:: What needs to be done ::
Report how many lines below contain the word "Rinder". Give only the number.

:: Records for processing ::
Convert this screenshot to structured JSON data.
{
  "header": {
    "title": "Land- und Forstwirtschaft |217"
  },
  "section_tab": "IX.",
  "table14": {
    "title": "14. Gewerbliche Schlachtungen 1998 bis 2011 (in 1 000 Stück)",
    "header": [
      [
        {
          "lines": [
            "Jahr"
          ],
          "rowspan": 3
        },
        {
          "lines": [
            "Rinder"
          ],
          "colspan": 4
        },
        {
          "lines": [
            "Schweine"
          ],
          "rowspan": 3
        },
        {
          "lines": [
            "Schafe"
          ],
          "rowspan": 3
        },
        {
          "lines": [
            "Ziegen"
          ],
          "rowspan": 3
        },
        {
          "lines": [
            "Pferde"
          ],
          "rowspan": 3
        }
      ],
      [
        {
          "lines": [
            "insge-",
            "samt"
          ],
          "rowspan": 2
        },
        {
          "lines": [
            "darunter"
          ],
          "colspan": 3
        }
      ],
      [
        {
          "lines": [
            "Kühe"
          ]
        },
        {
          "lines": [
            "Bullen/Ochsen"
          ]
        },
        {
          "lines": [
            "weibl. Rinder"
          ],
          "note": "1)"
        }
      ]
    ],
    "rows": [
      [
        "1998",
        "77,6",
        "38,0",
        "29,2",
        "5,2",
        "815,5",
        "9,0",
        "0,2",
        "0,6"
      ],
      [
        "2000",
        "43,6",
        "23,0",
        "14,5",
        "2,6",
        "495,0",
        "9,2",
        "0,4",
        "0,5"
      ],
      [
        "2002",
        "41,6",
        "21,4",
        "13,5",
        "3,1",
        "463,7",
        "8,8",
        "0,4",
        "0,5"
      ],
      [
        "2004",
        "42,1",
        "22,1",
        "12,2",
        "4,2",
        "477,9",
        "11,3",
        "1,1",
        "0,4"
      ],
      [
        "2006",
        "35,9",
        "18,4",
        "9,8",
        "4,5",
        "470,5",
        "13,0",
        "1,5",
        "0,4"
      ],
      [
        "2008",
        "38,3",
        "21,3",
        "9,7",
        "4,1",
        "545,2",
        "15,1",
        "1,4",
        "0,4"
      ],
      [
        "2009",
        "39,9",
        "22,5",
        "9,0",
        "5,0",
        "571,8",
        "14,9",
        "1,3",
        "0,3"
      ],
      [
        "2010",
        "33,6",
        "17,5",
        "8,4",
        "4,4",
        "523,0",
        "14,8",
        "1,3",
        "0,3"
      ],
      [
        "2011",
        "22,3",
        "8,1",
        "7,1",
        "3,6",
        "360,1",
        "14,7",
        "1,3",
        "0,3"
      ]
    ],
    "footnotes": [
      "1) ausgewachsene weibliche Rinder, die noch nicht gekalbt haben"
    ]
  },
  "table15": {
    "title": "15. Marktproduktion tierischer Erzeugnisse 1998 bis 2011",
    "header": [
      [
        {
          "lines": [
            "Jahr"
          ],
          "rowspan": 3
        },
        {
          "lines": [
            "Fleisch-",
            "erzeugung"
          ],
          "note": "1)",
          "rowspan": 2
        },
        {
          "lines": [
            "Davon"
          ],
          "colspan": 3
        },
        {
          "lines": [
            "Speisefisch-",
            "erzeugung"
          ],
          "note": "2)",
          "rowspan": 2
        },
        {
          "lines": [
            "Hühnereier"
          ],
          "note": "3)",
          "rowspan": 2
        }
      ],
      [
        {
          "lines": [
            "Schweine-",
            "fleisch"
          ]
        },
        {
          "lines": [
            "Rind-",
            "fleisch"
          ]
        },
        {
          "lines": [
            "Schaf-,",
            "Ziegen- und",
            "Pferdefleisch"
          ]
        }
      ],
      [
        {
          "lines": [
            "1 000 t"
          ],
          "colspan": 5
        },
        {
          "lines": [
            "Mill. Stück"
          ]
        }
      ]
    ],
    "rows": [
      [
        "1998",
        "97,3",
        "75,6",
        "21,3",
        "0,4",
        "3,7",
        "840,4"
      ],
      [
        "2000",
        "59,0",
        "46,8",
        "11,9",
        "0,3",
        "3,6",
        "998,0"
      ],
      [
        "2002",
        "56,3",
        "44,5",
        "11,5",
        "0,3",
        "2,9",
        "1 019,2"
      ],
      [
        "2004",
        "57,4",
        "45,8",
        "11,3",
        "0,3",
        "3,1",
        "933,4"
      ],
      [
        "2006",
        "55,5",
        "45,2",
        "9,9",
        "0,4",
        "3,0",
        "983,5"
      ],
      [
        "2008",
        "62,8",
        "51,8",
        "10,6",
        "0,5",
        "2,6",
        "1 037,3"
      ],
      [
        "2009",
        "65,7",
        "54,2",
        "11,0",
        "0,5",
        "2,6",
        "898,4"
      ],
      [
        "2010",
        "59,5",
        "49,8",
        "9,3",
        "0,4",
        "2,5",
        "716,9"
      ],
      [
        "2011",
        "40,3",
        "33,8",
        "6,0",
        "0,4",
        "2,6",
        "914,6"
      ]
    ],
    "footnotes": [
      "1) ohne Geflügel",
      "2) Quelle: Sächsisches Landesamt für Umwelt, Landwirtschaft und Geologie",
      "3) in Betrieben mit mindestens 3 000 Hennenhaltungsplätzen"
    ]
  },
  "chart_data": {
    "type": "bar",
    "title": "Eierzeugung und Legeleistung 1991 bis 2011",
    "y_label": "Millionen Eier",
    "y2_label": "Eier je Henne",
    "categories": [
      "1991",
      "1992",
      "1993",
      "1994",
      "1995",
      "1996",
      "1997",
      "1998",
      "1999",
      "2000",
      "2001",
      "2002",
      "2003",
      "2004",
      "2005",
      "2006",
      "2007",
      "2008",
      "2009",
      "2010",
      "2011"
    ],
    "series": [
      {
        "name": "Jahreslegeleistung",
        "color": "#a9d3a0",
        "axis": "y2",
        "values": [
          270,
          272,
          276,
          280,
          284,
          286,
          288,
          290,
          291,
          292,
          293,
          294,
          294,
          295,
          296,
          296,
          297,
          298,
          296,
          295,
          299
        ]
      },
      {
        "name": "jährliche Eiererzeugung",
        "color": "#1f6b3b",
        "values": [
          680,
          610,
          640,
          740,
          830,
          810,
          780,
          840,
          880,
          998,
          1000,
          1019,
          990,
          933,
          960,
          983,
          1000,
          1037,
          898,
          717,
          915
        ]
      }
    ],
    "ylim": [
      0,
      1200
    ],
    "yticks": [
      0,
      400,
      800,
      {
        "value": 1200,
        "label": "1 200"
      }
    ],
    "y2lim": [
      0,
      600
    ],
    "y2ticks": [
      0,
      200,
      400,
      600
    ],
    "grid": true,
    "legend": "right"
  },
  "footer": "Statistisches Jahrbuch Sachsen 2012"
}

:: Problem solution ::
3